## Given task:
Write out all the data again, exactly as it stands.

Figure contents as structured data
┌────────

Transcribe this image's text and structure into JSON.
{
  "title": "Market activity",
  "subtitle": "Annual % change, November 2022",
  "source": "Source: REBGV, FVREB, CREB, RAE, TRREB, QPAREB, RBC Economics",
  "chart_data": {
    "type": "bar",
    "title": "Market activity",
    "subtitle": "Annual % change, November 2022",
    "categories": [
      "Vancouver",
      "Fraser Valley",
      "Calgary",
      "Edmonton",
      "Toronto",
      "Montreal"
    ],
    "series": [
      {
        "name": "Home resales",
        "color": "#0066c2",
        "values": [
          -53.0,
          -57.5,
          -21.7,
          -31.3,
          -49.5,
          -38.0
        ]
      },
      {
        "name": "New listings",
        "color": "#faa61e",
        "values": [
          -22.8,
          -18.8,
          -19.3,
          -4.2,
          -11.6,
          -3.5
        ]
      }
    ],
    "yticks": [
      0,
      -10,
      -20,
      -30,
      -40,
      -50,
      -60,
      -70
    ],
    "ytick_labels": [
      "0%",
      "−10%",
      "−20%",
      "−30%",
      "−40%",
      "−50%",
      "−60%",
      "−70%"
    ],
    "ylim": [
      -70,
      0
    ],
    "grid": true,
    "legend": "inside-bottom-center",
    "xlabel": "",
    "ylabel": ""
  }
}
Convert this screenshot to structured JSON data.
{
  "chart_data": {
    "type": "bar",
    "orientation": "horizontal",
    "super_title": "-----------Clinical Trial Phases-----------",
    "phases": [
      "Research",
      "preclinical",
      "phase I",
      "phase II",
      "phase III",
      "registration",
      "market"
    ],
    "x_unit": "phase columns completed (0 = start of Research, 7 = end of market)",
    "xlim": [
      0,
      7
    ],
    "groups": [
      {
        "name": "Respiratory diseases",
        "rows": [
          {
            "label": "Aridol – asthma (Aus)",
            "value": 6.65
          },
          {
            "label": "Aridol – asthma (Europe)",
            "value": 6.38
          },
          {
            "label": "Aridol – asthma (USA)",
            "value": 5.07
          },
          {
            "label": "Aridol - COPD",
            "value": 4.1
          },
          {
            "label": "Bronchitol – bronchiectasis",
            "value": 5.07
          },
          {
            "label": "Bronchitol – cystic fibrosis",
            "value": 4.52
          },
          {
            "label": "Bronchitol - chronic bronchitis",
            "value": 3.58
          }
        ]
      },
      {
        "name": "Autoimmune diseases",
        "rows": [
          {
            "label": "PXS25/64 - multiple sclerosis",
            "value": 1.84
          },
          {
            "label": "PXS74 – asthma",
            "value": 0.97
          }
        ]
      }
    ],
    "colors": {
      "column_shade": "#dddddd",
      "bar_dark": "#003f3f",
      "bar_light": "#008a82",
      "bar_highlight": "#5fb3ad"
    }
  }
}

└────────

## Expected answer:
Transcribe this image's text and structure into JSON.
{
  "title": "Market activity",
  "subtitle": "Annual % change, November 2022",
  "source": "Source: REBGV, FVREB, CREB, RAE, TRREB, QPAREB, RBC Economics",
  "chart_data": {
    "type": "bar",
    "title": "Market activity",
    "subtitle": "Annual % change, November 2022",
    "categories": [
      "Vancouver",
      "Fraser Valley",
      "Calgary",
      "Edmonton",
      "Toronto",
      "Montreal"
    ],
    "series": [
      {
        "name": "Home resales",
        "color": "#0066c2",
        "values": [
          -53.0,
          -57.5,
          -21.7,
          -31.3,
          -49.5,
          -38.0
        ]
      },
      {
        "name": "New listings",
        "color": "#faa61e",
        "values": [
          -22.8,
          -18.8,
          -19.3,
          -4.2,
          -11.6,
          -3.5
        ]
      }
    ],
    "yticks": [
      0,
      -10,
      -20,
      -30,
      -40,
      -50,
      -60,
      -70
    ],
    "ytick_labels": [
      "0%",
      "−10%",
      "−20%",
      "−30%",
      "−40%",
      "−50%",
      "−60%",
      "−70%"
    ],
    "ylim": [
      -70,
      0
    ],
    "grid": true,
    "legend": "inside-bottom-center",
    "xlabel": "",
    "ylabel": ""
  }
}
Convert this screenshot to structured JSON data.
{
  "chart_data": {
    "type": "bar",
    "orientation": "horizontal",
    "super_title": "-----------Clinical Trial Phases-----------",
    "phases": [
      "Research",
      "preclinical",
      "phase I",
      "phase II",
      "phase III",
      "registration",
      "market"
    ],
    "x_unit": "phase columns completed (0 = start of Research, 7 = end of market)",
    "xlim": [
      0,
      7
    ],
    "groups": [
      {
        "name": "Respiratory diseases",
        "rows": [
          {
            "label": "Aridol – asthma (Aus)",
            "value": 6.65
          },
          {
            "label": "Aridol – asthma (Europe)",
            "value": 6.38
          },
          {
            "label": "Aridol – asthma (USA)",
            "value": 5.07
          },
          {
            "label": "Aridol - COPD",
            "value": 4.1
          },
          {
            "label": "Bronchitol – bronchiectasis",
            "value": 5.07
          },
          {
            "label": "Bronchitol – cystic fibrosis",
            "value": 4.52
          },
          {
            "label": "Bronchitol - chronic bronchitis",
            "value": 3.58
          }
        ]
      },
      {
        "name": "Autoimmune diseases",
        "rows": [
          {
            "label": "PXS25/64 - multiple sclerosis",
            "value": 1.84
          },
          {
            "label": "PXS74 – asthma",
            "value": 0.97
          }
        ]
      }
    ],
    "colors": {
      "column_shade": "#dddddd",
      "bar_dark": "#003f3f",
      "bar_light": "#008a82",
      "bar_highlight": "#5fb3ad"
    }
  }
}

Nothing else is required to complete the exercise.